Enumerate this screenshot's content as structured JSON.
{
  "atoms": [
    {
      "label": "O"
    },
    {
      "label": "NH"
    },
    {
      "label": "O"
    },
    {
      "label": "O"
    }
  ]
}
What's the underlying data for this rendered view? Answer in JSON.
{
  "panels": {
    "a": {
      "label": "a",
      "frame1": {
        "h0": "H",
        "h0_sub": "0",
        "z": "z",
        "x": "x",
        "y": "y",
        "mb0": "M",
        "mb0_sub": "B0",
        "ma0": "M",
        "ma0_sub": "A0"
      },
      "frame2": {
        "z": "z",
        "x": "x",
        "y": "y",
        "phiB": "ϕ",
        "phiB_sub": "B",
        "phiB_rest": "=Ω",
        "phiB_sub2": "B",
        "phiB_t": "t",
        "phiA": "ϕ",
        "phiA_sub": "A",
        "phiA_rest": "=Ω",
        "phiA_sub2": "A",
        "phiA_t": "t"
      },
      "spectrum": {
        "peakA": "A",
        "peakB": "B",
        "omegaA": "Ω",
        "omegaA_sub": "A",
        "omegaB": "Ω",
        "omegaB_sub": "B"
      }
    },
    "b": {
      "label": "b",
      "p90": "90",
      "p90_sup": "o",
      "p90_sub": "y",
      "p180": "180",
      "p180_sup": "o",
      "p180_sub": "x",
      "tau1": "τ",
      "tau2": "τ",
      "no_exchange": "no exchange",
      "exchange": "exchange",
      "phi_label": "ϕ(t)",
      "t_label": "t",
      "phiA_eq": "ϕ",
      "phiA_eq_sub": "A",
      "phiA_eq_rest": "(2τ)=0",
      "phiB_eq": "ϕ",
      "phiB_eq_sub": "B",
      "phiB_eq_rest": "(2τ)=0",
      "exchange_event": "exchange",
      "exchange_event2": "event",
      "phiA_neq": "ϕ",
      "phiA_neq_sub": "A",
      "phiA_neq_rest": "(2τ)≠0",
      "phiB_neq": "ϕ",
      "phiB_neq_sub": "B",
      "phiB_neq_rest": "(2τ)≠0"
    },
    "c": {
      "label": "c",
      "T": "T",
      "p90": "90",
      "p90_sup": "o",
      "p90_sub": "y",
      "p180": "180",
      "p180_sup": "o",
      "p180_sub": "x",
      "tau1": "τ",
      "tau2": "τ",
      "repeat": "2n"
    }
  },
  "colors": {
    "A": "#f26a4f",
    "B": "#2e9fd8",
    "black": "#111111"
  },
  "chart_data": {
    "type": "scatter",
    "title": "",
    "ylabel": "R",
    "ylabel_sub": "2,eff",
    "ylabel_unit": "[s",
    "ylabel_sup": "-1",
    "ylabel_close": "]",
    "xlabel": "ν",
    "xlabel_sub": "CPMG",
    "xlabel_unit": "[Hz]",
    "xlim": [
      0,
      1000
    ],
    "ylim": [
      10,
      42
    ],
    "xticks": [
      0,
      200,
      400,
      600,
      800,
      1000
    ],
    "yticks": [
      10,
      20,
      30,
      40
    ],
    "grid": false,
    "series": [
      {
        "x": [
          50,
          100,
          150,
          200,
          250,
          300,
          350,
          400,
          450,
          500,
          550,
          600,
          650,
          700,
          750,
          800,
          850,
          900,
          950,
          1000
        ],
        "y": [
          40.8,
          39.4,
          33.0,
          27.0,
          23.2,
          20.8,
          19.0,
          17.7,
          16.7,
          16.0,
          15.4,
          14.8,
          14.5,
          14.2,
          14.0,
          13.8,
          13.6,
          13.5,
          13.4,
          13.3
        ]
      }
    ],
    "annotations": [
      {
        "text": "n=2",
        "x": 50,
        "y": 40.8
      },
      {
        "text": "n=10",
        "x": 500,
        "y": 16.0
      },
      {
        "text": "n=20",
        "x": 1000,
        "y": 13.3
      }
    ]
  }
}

== EXERCISE OBJECTIVE ==
Your task is to print the whole listing again exactly.

== REPLY TO THE TASK ==
Enumerate this screenshot's content as structured JSON.
{
  "atoms": [
    {
      "label": "O"
    },
    {
      "label": "NH"
    },
    {
      "label": "O"
    },
    {
      "label": "O"
    }
  ]
}
What's the underlying data for this rendered view? Answer in JSON.
{
  "panels": {
    "a": {
      "label": "a",
      "frame1": {
        "h0": "H",
        "h0_sub": "0",
        "z": "z",
        "x": "x",
        "y": "y",
        "mb0": "M",
        "mb0_sub": "B0",
        "ma0": "M",
        "ma0_sub": "A0"
      },
      "frame2": {
        "z": "z",
        "x": "x",
        "y": "y",
        "phiB": "ϕ",
        "phiB_sub": "B",
        "phiB_rest": "=Ω",
        "phiB_sub2": "B",
        "phiB_t": "t",
        "phiA": "ϕ",
        "phiA_sub": "A",
        "phiA_rest": "=Ω",
        "phiA_sub2": "A",
        "phiA_t": "t"
      },
      "spectrum": {
        "peakA": "A",
        "peakB": "B",
        "omegaA": "Ω",
        "omegaA_sub": "A",
        "omegaB": "Ω",
        "omegaB_sub": "B"
      }
    },
    "b": {
      "label": "b",
      "p90": "90",
      "p90_sup": "o",
      "p90_sub": "y",
      "p180": "180",
      "p180_sup": "o",
      "p180_sub": "x",
      "tau1": "τ",
      "tau2": "τ",
      "no_exchange": "no exchange",
      "exchange": "exchange",
      "phi_label": "ϕ(t)",
      "t_label": "t",
      "phiA_eq": "ϕ",
      "phiA_eq_sub": "A",
      "phiA_eq_rest": "(2τ)=0",
      "phiB_eq": "ϕ",
      "phiB_eq_sub": "B",
      "phiB_eq_rest": "(2τ)=0",
      "exchange_event": "exchange",
      "exchange_event2": "event",
      "phiA_neq": "ϕ",
      "phiA_neq_sub": "A",
      "phiA_neq_rest": "(2τ)≠0",
      "phiB_neq": "ϕ",
      "phiB_neq_sub": "B",
      "phiB_neq_rest": "(2τ)≠0"
    },
    "c": {
      "label": "c",
      "T": "T",
      "p90": "90",
      "p90_sup": "o",
      "p90_sub": "y",
      "p180": "180",
      "p180_sup": "o",
      "p180_sub": "x",
      "tau1": "τ",
      "tau2": "τ",
      "repeat": "2n"
    }
  },
  "colors": {
    "A": "#f26a4f",
    "B": "#2e9fd8",
    "black": "#111111"
  },
  "chart_data": {
    "type": "scatter",
    "title": "",
    "ylabel": "R",
    "ylabel_sub": "2,eff",
    "ylabel_unit": "[s",
    "ylabel_sup": "-1",
    "ylabel_close": "]",
    "xlabel": "ν",
    "xlabel_sub": "CPMG",
    "xlabel_unit": "[Hz]",
    "xlim": [
      0,
      1000
    ],
    "ylim": [
      10,
      42
    ],
    "xticks": [
      0,
      200,
      400,
      600,
      800,
      1000
    ],
    "yticks": [
      10,
      20,
      30,
      40
    ],
    "grid": false,
    "series": [
      {
        "x": [
          50,
          100,
          150,
          200,
          250,
          300,
          350,
          400,
          450,
          500,
          550,
          600,
          650,
          700,
          750,
          800,
          850,
          900,
          950,
          1000
        ],
        "y": [
          40.8,
          39.4,
          33.0,
          27.0,
          23.2,
          20.8,
          19.0,
          17.7,
          16.7,
          16.0,
          15.4,
          14.8,
          14.5,
          14.2,
          14.0,
          13.8,
          13.6,
          13.5,
          13.4,
          13.3
        ]
      }
    ],
    "annotations": [
      {
        "text": "n=2",
        "x": 50,
        "y": 40.8
      },
      {
        "text": "n=10",
        "x": 500,
        "y": 16.0
      },
      {
        "text": "n=20",
        "x": 1000,
        "y": 13.3
      }
    ]
  }
}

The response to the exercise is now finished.